COMPLETE THE FOLLOWING:
1. Decide whether each statement below agrees with the article on the U.S. list. Answer yes or no for each and quote the words from the article that decide it. (a) Harkat-ul-Mujahideen was created in 1985 by merging two Pakistani groups. (b) The Western diplomat described the asset freeze list as complete and final. (c) Harkat-ul-Mujahideen is a Shia organization.
2. Carry on the article on the U.S. list from the point where it stops.

TEXT PROVIDED:
|---|
U.S. LIST A "POLITICAL GESTURE"

But analysts say Washington is unlikely to put pressure on Pak-backed terrorists operating in Kashmir at a time when it is trying to use Islamabad as a lever on Afghanistan's ruling Taliban to get at bin Laden.

"I think this asset freeze list is a very preliminary one," one Western diplomat in New Delhi said. "It has to be taken for the political gesture that it is, and it has to be seen as the first phase of this war on terrorism."

He said Harkat-ul-Mujahideen, declared a "foreign terrorist organisation" by the United States before it changed its name from Harkat-ul-Ansar in 1998, was probably on the U.S. list because of its links with Afghanistan and the Taliban.

Harkat-ul-Mujahideen was formed in 1985 through the merger of two Pakistani political activist groups.

A Sunni organisation which -- like the Taliban -- follows the strict Deobandi school of interpretation of Islamic thought, it became a network of fighters in 1992 for defending the rights of Muslims around the world, including in Kashmir.
|---|
DATA ENTRIES:
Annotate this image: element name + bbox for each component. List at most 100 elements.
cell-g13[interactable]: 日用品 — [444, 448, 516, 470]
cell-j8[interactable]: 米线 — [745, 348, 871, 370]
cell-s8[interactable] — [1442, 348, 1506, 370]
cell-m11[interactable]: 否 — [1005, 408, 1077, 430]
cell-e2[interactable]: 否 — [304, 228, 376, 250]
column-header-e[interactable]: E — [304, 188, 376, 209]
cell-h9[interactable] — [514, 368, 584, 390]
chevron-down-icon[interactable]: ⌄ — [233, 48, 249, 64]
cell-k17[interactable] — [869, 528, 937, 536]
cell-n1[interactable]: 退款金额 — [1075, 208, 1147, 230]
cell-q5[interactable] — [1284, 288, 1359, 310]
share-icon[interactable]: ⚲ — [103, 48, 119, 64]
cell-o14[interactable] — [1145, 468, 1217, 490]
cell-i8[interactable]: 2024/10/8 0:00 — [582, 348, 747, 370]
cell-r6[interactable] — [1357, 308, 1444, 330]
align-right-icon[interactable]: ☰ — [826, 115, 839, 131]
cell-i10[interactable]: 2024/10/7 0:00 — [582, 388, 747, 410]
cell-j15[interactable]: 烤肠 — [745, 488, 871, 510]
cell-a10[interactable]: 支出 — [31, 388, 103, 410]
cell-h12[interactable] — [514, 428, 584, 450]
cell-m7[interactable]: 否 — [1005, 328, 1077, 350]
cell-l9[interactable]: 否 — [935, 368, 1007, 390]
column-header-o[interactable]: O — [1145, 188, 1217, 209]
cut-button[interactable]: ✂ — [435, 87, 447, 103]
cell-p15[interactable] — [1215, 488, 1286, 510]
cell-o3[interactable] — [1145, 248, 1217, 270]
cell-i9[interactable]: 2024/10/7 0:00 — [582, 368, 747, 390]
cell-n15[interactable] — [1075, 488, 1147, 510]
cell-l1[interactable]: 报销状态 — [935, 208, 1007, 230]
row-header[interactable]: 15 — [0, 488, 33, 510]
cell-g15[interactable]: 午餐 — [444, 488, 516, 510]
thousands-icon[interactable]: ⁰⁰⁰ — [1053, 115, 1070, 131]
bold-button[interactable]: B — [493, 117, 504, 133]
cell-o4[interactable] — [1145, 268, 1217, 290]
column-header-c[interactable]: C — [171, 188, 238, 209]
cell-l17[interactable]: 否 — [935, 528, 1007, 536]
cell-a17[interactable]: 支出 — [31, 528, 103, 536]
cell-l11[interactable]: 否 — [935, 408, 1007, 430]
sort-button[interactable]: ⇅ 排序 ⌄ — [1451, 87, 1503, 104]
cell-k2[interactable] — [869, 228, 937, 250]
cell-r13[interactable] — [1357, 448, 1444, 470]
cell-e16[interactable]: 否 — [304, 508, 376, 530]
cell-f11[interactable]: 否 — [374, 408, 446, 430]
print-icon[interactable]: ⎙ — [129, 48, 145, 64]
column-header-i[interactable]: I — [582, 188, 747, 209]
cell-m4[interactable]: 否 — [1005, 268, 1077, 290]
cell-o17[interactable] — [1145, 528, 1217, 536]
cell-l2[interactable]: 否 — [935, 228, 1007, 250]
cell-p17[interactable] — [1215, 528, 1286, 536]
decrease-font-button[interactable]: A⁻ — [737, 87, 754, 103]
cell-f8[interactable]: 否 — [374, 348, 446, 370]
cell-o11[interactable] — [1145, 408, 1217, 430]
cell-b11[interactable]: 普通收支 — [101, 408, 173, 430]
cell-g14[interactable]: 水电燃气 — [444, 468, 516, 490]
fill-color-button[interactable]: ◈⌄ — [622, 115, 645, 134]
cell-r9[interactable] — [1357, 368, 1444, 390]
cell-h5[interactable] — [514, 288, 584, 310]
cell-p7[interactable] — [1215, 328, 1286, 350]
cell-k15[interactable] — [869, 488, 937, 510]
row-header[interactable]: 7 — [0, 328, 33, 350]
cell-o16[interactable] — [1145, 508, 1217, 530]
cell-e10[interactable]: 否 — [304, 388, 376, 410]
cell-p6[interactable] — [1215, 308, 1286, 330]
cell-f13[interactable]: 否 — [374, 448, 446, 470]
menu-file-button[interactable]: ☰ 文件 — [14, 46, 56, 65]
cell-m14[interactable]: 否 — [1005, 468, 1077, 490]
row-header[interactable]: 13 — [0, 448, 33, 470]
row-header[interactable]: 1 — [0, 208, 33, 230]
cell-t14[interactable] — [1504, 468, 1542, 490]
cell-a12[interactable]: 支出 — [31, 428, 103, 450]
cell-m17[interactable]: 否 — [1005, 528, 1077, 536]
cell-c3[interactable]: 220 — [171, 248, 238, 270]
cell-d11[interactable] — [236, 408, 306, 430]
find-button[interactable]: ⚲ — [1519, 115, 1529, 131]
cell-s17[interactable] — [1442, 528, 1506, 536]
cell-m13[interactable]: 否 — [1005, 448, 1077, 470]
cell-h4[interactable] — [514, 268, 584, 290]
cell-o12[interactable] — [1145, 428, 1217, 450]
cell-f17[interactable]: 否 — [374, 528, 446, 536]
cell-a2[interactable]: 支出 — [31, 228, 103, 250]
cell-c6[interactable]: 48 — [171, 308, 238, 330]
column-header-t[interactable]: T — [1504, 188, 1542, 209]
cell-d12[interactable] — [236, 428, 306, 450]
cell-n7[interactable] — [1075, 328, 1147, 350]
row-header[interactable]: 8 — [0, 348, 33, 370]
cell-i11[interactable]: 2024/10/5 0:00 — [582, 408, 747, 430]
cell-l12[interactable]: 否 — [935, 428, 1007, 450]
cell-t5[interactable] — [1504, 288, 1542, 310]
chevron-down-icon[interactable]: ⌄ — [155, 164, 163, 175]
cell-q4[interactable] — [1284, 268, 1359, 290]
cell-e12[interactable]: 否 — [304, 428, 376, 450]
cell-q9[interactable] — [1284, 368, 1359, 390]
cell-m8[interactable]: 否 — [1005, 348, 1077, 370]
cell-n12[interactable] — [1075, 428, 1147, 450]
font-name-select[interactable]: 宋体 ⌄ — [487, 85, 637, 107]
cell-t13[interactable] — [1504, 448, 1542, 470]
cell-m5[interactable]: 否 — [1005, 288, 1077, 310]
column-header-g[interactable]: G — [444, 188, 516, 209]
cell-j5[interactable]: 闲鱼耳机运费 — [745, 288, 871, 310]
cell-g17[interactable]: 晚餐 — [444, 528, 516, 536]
|---|
OUTPUTS IN ORDER:
1.
(a) Yes: "Harkat-ul-Mujahideen was formed in 1985 through the merger of two Pakistani political activist groups."
(b) No: "I think this asset freeze list is a very preliminary one."
(c) No: "A Sunni organisation which -- like the Taliban -- follows the strict Deobandi school of interpretation of Islamic thought"

2.
It became Harkat-ul-Ansar the following year, and then came under international scrutiny in 1995 when six Western tourists were kidnapped in Kashmir. One of the tourists escaped, one was found beheaded and the others are still missing.

A shadowy group called Al-Faran claimed responsibility for the abductions, but India says Harkat-ul-Ansar was behind them.

Authorities arrested a string of the group's leaders, gradually reducing its role in Kashmir's militancy.

The captured included Maulana Masood Azhar, who founded the Jaish-e-Mohammad after he was freed by India in exchange for the release of an Indian aircraft hijacked to Afghanistan in 1999.